Written problem: Will you write out the data exactly, excluding every picture?

Data to process:
####################

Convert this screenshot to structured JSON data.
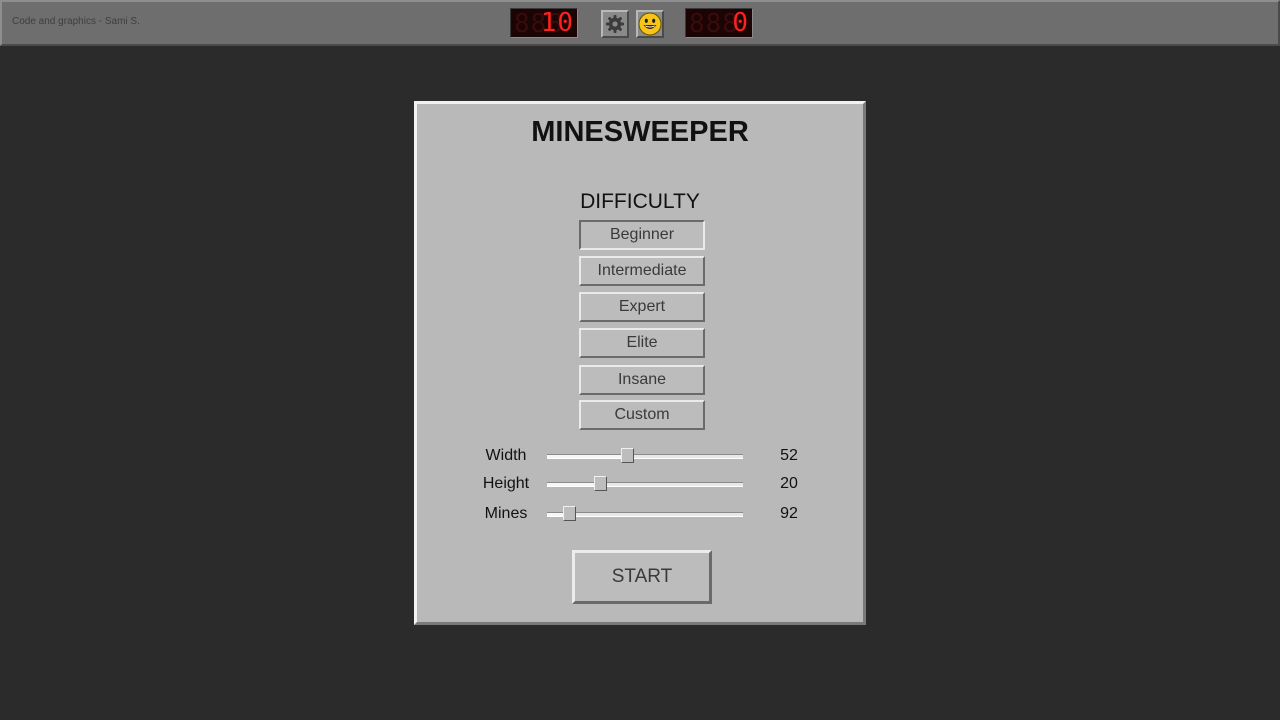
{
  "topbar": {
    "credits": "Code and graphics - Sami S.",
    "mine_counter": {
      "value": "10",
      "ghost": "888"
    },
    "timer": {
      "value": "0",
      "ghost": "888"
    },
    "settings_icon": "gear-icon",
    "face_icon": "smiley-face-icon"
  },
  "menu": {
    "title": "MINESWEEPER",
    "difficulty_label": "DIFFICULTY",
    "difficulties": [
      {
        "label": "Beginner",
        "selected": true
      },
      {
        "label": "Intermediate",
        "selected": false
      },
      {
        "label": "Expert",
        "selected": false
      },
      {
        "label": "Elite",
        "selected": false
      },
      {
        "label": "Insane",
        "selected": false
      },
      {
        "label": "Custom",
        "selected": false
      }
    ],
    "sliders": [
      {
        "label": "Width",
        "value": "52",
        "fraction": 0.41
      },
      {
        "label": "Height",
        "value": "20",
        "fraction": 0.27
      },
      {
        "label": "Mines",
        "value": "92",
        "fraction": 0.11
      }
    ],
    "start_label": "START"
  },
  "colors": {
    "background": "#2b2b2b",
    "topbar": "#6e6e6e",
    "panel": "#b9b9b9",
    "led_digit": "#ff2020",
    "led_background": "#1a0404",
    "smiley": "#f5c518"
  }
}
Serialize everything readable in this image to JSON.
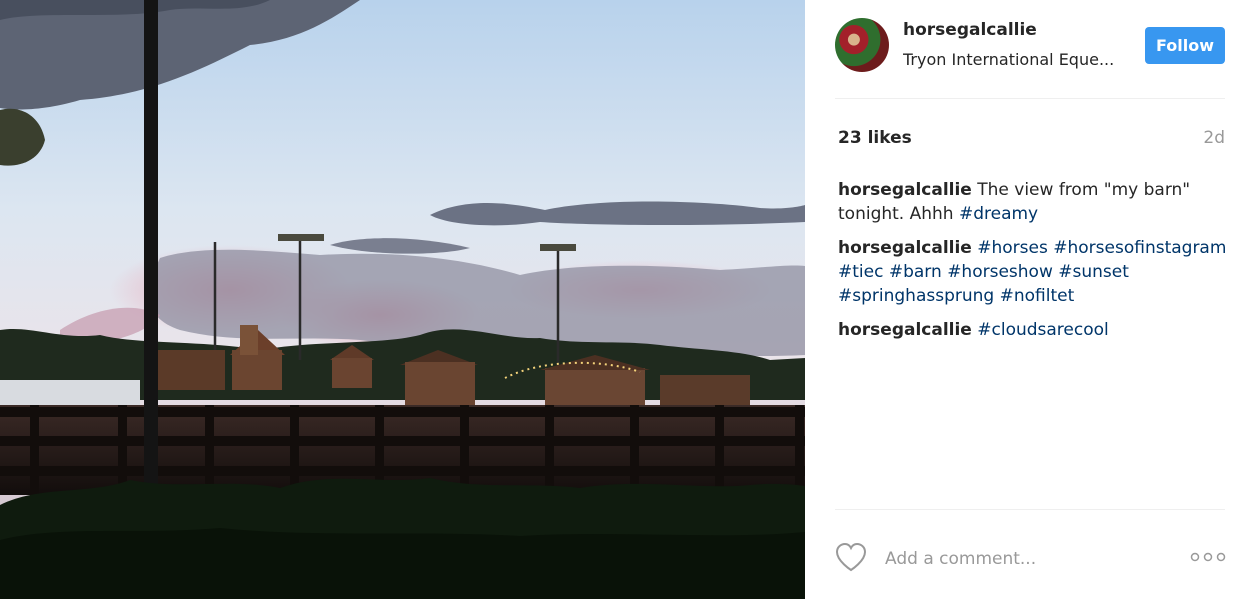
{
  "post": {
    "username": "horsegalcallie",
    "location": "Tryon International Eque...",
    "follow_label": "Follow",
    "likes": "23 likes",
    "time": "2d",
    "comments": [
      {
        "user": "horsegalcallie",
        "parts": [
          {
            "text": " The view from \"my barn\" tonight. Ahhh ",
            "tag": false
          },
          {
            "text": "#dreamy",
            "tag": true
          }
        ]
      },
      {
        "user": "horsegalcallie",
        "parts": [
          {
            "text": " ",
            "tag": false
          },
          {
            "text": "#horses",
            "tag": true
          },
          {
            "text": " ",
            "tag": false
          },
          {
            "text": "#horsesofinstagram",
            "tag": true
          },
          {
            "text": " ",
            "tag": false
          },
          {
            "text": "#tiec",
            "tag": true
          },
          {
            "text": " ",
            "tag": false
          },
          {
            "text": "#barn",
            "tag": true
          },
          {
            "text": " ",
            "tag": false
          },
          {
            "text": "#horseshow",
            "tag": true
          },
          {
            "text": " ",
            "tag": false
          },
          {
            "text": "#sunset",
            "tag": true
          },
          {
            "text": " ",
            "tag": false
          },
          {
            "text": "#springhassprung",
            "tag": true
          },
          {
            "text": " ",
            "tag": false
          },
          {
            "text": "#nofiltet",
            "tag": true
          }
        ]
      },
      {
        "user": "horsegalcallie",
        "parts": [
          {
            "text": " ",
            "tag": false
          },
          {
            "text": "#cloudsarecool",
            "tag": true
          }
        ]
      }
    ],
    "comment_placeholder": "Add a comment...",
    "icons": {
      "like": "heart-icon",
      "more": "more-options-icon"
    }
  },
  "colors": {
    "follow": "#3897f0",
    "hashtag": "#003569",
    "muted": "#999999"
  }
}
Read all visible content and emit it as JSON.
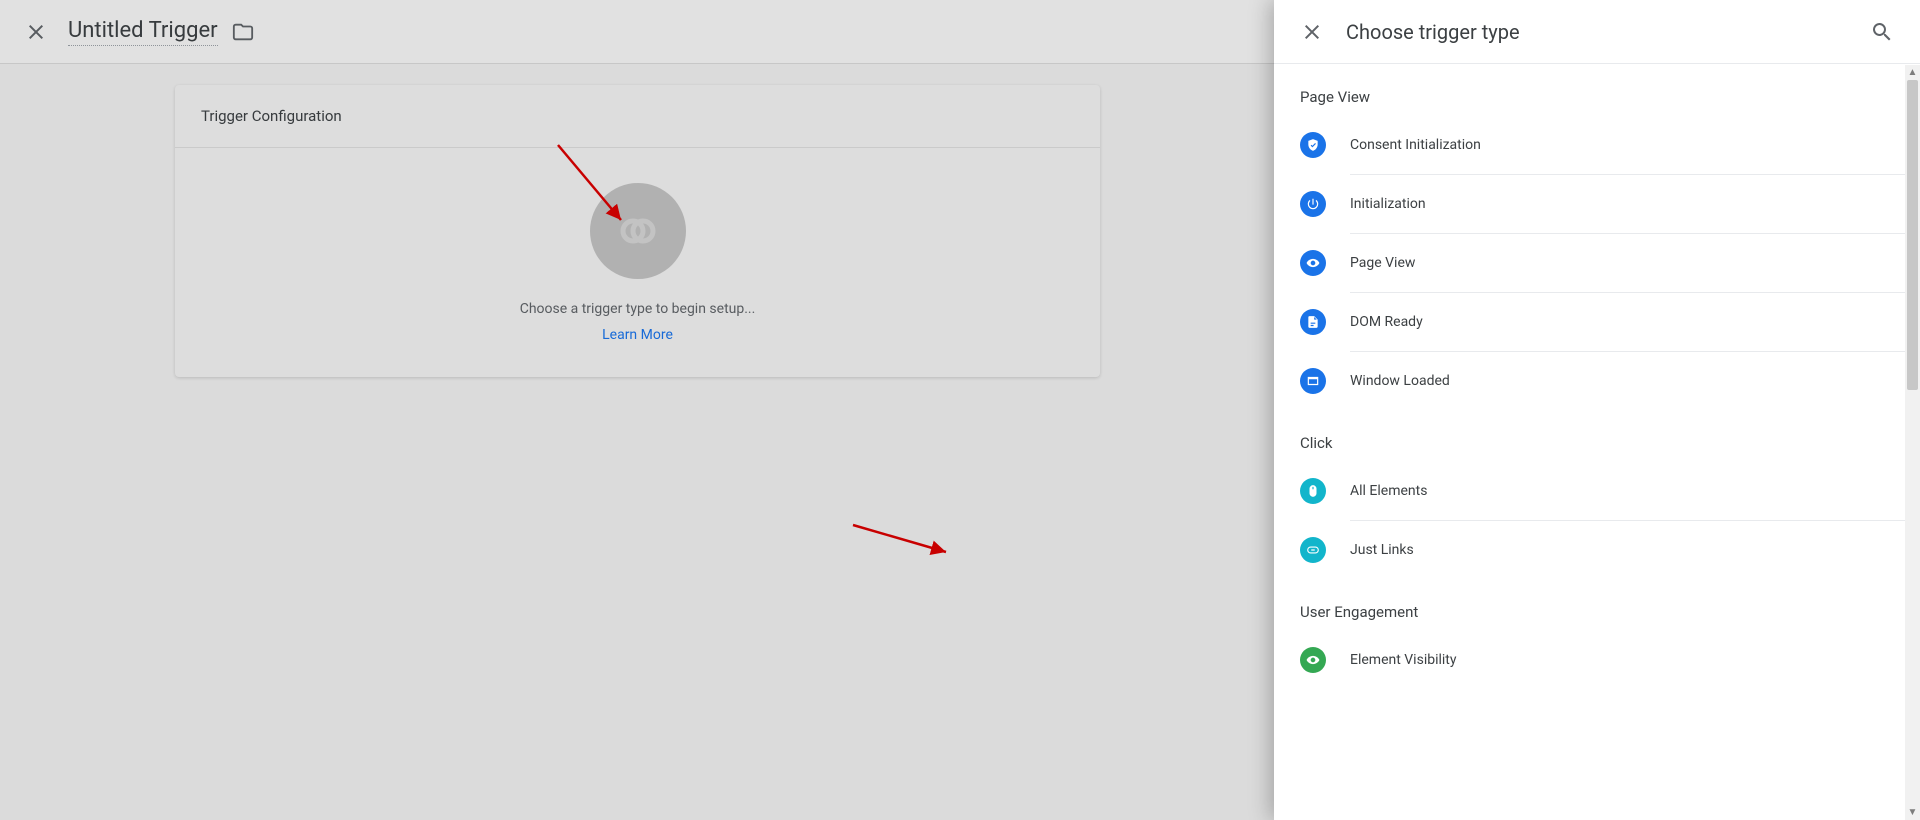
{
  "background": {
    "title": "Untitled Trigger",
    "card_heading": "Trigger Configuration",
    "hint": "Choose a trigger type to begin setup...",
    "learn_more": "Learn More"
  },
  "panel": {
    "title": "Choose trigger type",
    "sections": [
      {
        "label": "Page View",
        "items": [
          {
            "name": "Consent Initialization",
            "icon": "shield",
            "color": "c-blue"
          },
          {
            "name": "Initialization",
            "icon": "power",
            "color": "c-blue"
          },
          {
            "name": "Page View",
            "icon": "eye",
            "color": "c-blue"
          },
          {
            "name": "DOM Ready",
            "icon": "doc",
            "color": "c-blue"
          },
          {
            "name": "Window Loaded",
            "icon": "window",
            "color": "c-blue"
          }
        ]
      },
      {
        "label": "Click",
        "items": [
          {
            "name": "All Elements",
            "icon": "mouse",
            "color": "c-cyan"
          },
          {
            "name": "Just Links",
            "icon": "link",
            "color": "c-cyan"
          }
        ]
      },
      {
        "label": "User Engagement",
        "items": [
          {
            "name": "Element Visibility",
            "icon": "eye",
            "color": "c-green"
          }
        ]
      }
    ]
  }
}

####################

Solution to the problem:
Convert this screenshot to structured JSON data.
{
  "topbar": {
    "credits": "Code and graphics - Sami S.",
    "mine_counter": {
      "value": "10",
      "ghost": "888"
    },
    "timer": {
      "value": "0",
      "ghost": "888"
    },
    "settings_icon": "gear-icon",
    "face_icon": "smiley-face-icon"
  },
  "menu": {
    "title": "MINESWEEPER",
    "difficulty_label": "DIFFICULTY",
    "difficulties": [
      {
        "label": "Beginner",
        "selected": true
      },
      {
        "label": "Intermediate",
        "selected": false
      },
      {
        "label": "Expert",
        "selected": false
      },
      {
        "label": "Elite",
        "selected": false
      },
      {
        "label": "Insane",
        "selected": false
      },
      {
        "label": "Custom",
        "selected": false
      }
    ],
    "sliders": [
      {
        "label": "Width",
        "value": "52",
        "fraction": 0.41
      },
      {
        "label": "Height",
        "value": "20",
        "fraction": 0.27
      },
      {
        "label": "Mines",
        "value": "92",
        "fraction": 0.11
      }
    ],
    "start_label": "START"
  },
  "colors": {
    "background": "#2b2b2b",
    "topbar": "#6e6e6e",
    "panel": "#b9b9b9",
    "led_digit": "#ff2020",
    "led_background": "#1a0404",
    "smiley": "#f5c518"
  }
}
Serialize everything readable in this image to JSON.
{
  "post": {
    "username": "horsegalcallie",
    "location": "Tryon International Eque...",
    "follow_label": "Follow",
    "likes": "23 likes",
    "time": "2d",
    "comments": [
      {
        "user": "horsegalcallie",
        "parts": [
          {
            "text": " The view from \"my barn\" tonight. Ahhh ",
            "tag": false
          },
          {
            "text": "#dreamy",
            "tag": true
          }
        ]
      },
      {
        "user": "horsegalcallie",
        "parts": [
          {
            "text": " ",
            "tag": false
          },
          {
            "text": "#horses",
            "tag": true
          },
          {
            "text": " ",
            "tag": false
          },
          {
            "text": "#horsesofinstagram",
            "tag": true
          },
          {
            "text": " ",
            "tag": false
          },
          {
            "text": "#tiec",
            "tag": true
          },
          {
            "text": " ",
            "tag": false
          },
          {
            "text": "#barn",
            "tag": true
          },
          {
            "text": " ",
            "tag": false
          },
          {
            "text": "#horseshow",
            "tag": true
          },
          {
            "text": " ",
            "tag": false
          },
          {
            "text": "#sunset",
            "tag": true
          },
          {
            "text": " ",
            "tag": false
          },
          {
            "text": "#springhassprung",
            "tag": true
          },
          {
            "text": " ",
            "tag": false
          },
          {
            "text": "#nofiltet",
            "tag": true
          }
        ]
      },
      {
        "user": "horsegalcallie",
        "parts": [
          {
            "text": " ",
            "tag": false
          },
          {
            "text": "#cloudsarecool",
            "tag": true
          }
        ]
      }
    ],
    "comment_placeholder": "Add a comment...",
    "icons": {
      "like": "heart-icon",
      "more": "more-options-icon"
    }
  },
  "colors": {
    "follow": "#3897f0",
    "hashtag": "#003569",
    "muted": "#999999"
  }
}
Read all visible content and emit it as JSON.
{
  "background": {
    "title": "Untitled Trigger",
    "card_heading": "Trigger Configuration",
    "hint": "Choose a trigger type to begin setup...",
    "learn_more": "Learn More"
  },
  "panel": {
    "title": "Choose trigger type",
    "sections": [
      {
        "label": "Page View",
        "items": [
          {
            "name": "Consent Initialization",
            "icon": "shield",
            "color": "c-blue"
          },
          {
            "name": "Initialization",
            "icon": "power",
            "color": "c-blue"
          },
          {
            "name": "Page View",
            "icon": "eye",
            "color": "c-blue"
          },
          {
            "name": "DOM Ready",
            "icon": "doc",
            "color": "c-blue"
          },
          {
            "name": "Window Loaded",
            "icon": "window",
            "color": "c-blue"
          }
        ]
      },
      {
        "label": "Click",
        "items": [
          {
            "name": "All Elements",
            "icon": "mouse",
            "color": "c-cyan"
          },
          {
            "name": "Just Links",
            "icon": "link",
            "color": "c-cyan"
          }
        ]
      },
      {
        "label": "User Engagement",
        "items": [
          {
            "name": "Element Visibility",
            "icon": "eye",
            "color": "c-green"
          }
        ]
      }
    ]
  }
}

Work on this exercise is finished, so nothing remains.